*Your instructions*. The lines to be extracted begin at the line containing "Read out every word on this page." and end at the last line of the data below; copy them exactly and leave out the pictures.

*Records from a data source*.
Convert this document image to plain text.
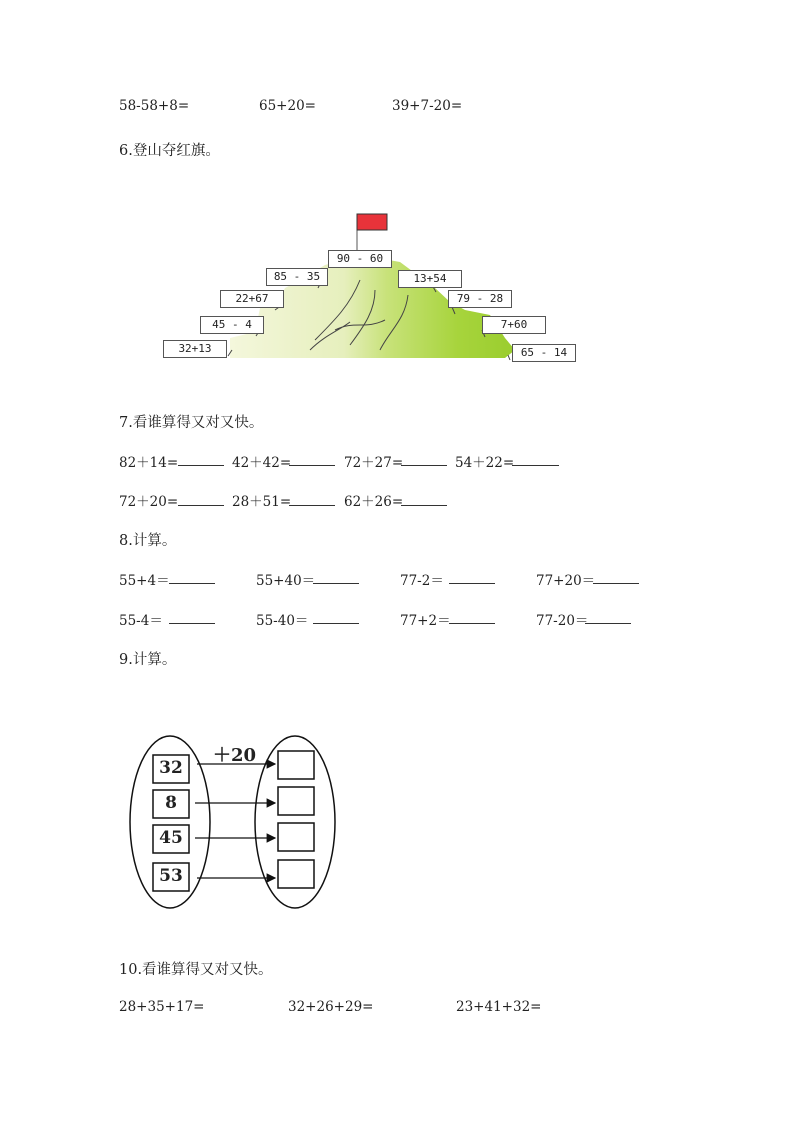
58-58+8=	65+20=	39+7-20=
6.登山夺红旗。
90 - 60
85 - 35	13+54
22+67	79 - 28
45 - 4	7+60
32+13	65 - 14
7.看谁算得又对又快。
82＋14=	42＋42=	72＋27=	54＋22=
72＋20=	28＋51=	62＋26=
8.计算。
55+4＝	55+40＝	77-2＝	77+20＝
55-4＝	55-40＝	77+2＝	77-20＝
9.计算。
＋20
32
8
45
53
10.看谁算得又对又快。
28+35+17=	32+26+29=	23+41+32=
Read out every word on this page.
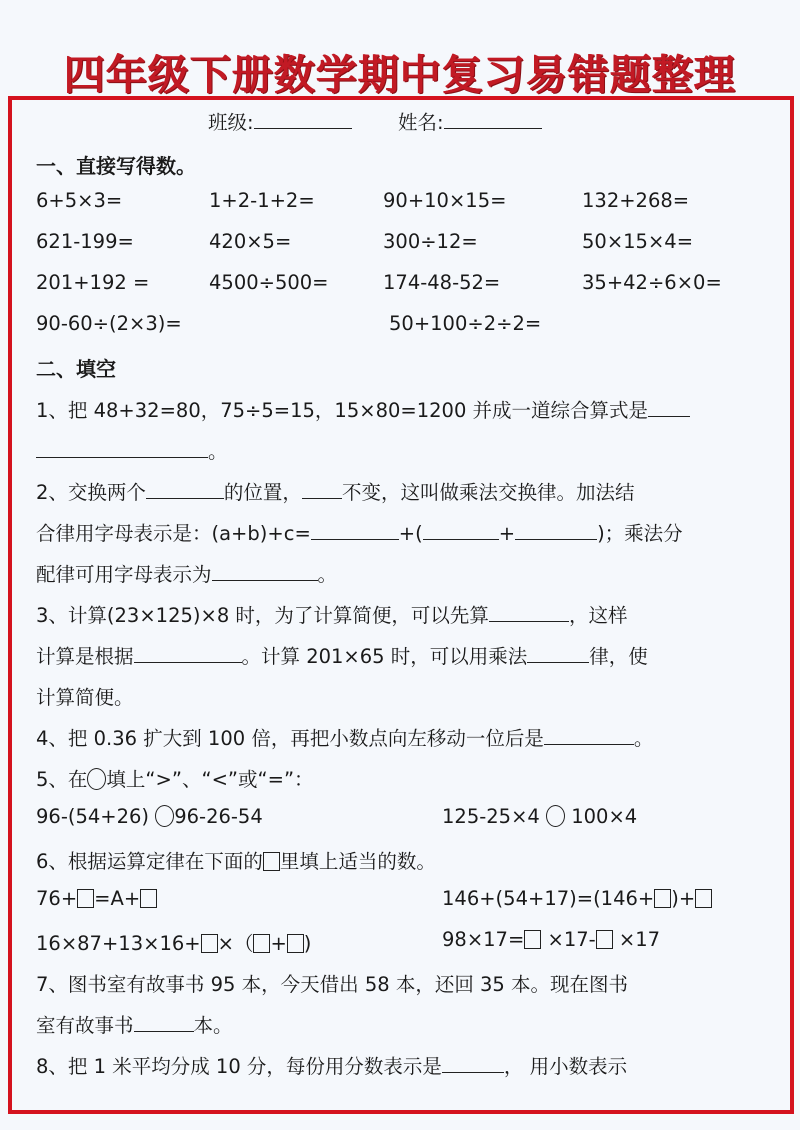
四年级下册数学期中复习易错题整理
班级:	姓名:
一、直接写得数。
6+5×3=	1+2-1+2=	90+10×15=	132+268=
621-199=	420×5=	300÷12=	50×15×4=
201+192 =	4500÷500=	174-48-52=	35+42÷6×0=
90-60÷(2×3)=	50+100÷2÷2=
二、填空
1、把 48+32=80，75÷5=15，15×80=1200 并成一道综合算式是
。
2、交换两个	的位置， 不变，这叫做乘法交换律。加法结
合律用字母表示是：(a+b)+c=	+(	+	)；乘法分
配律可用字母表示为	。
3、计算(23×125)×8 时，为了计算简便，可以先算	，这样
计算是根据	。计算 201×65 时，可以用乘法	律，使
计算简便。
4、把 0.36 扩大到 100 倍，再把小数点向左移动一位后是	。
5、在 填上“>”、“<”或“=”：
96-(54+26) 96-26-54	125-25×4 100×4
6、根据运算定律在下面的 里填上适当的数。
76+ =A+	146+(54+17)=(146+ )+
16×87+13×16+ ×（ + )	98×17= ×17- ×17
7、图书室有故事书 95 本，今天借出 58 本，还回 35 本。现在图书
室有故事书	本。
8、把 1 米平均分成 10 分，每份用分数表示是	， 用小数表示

*Written response*.
Read out every word on this page.
四年级下册数学期中复习易错题整理
班级:	姓名:
一、直接写得数。
6+5×3=	1+2-1+2=	90+10×15=	132+268=
621-199=	420×5=	300÷12=	50×15×4=
201+192 =	4500÷500=	174-48-52=	35+42÷6×0=
90-60÷(2×3)=	50+100÷2÷2=
二、填空
1、把 48+32=80，75÷5=15，15×80=1200 并成一道综合算式是
。
2、交换两个	的位置， 不变，这叫做乘法交换律。加法结
合律用字母表示是：(a+b)+c=	+(	+	)；乘法分
配律可用字母表示为	。
3、计算(23×125)×8 时，为了计算简便，可以先算	，这样
计算是根据	。计算 201×65 时，可以用乘法	律，使
计算简便。
4、把 0.36 扩大到 100 倍，再把小数点向左移动一位后是	。
5、在 填上“>”、“<”或“=”：
96-(54+26) 96-26-54	125-25×4 100×4
6、根据运算定律在下面的 里填上适当的数。
76+ =A+	146+(54+17)=(146+ )+
16×87+13×16+ ×（ + )	98×17= ×17- ×17
7、图书室有故事书 95 本，今天借出 58 本，还回 35 本。现在图书
室有故事书	本。
8、把 1 米平均分成 10 分，每份用分数表示是	， 用小数表示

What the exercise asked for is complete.